**Task goal**
Each line that holds the string "this" counts once; say how many such lines there are and add nothing.

**Records for the exercise**
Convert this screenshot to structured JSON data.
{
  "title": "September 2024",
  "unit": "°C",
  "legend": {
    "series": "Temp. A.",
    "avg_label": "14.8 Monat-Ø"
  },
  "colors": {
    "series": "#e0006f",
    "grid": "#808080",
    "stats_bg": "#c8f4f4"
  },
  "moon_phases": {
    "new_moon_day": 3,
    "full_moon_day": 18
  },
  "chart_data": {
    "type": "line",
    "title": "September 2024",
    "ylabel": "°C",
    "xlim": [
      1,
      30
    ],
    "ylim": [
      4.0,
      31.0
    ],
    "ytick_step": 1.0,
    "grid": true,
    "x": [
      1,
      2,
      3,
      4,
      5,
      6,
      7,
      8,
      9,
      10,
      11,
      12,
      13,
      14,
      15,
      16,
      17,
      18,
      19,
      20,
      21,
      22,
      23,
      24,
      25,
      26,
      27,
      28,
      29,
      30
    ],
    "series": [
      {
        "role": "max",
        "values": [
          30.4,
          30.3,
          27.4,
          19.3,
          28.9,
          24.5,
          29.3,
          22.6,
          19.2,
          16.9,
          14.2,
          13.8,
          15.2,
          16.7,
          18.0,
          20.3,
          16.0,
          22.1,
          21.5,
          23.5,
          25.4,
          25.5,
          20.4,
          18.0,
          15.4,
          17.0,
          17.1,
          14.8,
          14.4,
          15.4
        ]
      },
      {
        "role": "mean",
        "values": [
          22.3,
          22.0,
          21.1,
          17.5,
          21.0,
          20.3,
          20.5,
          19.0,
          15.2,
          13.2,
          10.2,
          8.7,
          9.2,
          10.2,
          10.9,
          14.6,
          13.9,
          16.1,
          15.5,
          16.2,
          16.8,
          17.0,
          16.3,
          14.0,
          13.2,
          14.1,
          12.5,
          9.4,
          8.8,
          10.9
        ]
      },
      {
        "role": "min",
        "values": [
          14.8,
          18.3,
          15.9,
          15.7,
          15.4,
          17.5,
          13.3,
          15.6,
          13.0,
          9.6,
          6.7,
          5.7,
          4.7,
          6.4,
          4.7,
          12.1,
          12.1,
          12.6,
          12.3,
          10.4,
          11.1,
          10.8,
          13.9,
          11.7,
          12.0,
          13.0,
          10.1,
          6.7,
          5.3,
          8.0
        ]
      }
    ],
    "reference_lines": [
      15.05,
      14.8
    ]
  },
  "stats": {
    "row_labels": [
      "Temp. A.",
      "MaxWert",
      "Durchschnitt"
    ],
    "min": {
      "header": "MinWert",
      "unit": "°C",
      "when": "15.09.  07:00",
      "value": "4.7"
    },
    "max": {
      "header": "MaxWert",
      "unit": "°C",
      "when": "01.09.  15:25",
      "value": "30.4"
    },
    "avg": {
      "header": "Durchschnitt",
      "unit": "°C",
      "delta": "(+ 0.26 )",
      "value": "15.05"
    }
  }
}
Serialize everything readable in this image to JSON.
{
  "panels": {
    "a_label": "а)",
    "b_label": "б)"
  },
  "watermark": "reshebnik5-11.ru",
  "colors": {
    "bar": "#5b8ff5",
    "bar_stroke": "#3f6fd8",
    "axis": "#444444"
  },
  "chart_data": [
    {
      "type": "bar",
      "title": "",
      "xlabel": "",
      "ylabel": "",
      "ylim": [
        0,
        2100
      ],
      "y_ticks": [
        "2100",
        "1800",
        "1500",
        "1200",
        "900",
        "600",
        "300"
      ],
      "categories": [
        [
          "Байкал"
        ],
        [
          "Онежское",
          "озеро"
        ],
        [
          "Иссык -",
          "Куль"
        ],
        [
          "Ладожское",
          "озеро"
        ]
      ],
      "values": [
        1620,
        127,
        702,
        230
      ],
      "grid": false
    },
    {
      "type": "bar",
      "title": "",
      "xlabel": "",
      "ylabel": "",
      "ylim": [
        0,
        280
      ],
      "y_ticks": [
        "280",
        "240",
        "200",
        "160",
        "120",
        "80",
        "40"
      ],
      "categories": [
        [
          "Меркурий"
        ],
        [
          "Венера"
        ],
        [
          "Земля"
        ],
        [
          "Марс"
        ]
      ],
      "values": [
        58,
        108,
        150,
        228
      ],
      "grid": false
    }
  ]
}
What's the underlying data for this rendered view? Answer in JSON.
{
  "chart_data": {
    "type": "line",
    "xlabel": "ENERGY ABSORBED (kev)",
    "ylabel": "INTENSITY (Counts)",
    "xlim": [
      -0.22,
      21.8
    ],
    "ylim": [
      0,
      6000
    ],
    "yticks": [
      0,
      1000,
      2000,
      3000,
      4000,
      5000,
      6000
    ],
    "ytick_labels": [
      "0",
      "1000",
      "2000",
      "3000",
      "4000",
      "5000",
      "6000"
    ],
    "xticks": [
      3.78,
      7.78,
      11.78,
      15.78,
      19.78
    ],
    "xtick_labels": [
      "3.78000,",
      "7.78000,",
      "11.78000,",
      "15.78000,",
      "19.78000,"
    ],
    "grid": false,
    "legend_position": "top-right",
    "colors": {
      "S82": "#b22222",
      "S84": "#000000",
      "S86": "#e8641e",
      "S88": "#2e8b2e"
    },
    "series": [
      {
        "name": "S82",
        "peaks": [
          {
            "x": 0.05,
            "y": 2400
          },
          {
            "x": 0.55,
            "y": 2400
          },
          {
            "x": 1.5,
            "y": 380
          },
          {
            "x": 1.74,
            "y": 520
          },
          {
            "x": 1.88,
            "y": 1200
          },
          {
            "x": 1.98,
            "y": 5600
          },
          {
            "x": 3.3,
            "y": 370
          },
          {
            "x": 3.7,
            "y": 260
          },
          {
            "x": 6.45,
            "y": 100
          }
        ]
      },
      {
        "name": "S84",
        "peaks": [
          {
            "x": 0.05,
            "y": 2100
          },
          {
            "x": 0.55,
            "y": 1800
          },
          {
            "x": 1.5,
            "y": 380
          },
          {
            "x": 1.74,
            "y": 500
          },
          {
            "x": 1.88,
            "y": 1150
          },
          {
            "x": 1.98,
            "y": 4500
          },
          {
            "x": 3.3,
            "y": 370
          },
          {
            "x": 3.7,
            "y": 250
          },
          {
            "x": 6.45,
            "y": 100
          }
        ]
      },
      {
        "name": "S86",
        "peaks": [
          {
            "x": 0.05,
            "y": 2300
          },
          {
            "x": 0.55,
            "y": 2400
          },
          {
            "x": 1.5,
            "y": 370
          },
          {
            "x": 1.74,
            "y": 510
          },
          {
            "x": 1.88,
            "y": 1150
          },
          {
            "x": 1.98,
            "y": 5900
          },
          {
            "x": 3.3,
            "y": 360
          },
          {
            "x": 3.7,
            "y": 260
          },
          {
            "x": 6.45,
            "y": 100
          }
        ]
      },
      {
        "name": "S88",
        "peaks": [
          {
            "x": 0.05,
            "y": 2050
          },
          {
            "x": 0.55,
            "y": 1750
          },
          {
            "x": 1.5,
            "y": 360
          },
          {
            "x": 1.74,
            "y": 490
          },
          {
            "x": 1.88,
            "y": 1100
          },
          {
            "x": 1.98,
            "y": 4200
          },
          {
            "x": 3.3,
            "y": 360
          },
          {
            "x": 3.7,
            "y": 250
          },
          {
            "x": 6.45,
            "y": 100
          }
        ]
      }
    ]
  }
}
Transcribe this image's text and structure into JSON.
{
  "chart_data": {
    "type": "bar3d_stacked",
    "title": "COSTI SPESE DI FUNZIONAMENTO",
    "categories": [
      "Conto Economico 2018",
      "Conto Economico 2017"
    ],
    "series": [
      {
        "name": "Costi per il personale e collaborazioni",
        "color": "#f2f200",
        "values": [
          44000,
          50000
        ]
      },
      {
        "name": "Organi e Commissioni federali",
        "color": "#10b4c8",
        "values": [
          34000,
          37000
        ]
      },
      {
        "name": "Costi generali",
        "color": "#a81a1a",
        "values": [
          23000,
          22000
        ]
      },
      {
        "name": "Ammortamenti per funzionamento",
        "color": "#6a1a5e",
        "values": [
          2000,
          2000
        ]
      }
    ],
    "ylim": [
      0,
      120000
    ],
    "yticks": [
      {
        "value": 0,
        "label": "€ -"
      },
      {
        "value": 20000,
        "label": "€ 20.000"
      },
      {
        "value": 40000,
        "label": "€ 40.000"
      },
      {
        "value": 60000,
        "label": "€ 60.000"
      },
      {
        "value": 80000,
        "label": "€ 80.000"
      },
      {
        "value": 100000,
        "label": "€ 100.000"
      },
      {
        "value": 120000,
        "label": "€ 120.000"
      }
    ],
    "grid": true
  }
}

**Output**
4